Show each line from the listing that includes the word "月进度计划".

[Start GIVEN DATA]

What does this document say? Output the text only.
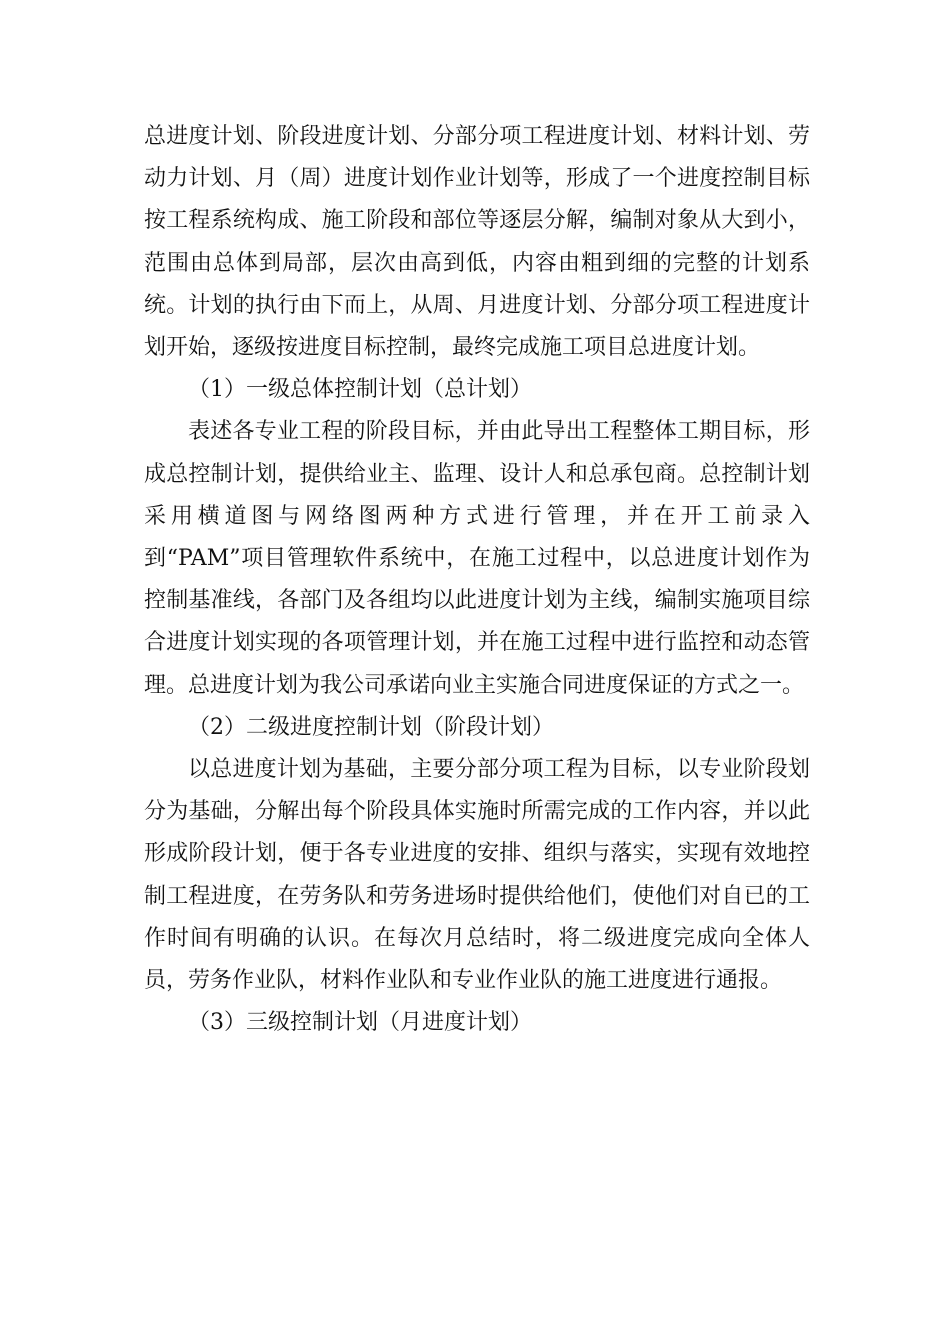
总进度计划、阶段进度计划、分部分项工程进度计划、材料计划、劳动力计划、月（周）进度计划作业计划等，形成了一个进度控制目标按工程系统构成、施工阶段和部位等逐层分解，编制对象从大到小，范围由总体到局部，层次由高到低，内容由粗到细的完整的计划系统。计划的执行由下而上，从周、月进度计划、分部分项工程进度计划开始，逐级按进度目标控制，最终完成施工项目总进度计划。

（1）一级总体控制计划（总计划）

表述各专业工程的阶段目标，并由此导出工程整体工期目标，形成总控制计划，提供给业主、监理、设计人和总承包商。总控制计划采用横道图与网络图两种方式进行管理，并在开工前录入到“PAM”项目管理软件系统中，在施工过程中，以总进度计划作为控制基准线，各部门及各组均以此进度计划为主线，编制实施项目综合进度计划实现的各项管理计划，并在施工过程中进行监控和动态管理。总进度计划为我公司承诺向业主实施合同进度保证的方式之一。

（2）二级进度控制计划（阶段计划）

以总进度计划为基础，主要分部分项工程为目标，以专业阶段划分为基础，分解出每个阶段具体实施时所需完成的工作内容，并以此形成阶段计划，便于各专业进度的安排、组织与落实，实现有效地控制工程进度，在劳务队和劳务进场时提供给他们，使他们对自已的工作时间有明确的认识。在每次月总结时，将二级进度完成向全体人员，劳务作业队，材料作业队和专业作业队的施工进度进行通报。

（3）三级控制计划（月进度计划）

[End GIVEN DATA]

* SOLUTION TO THE EXERCISE *
总进度计划、阶段进度计划、分部分项工程进度计划、材料计划、劳动力计划、月（周）进度计划作业计划等，形成了一个进度控制目标按工程系统构成、施工阶段和部位等逐层分解，编制对象从大到小，范围由总体到局部，层次由高到低，内容由粗到细的完整的计划系统。计划的执行由下而上，从周、月进度计划、分部分项工程进度计划开始，逐级按进度目标控制，最终完成施工项目总进度计划。
（3）三级控制计划（月进度计划）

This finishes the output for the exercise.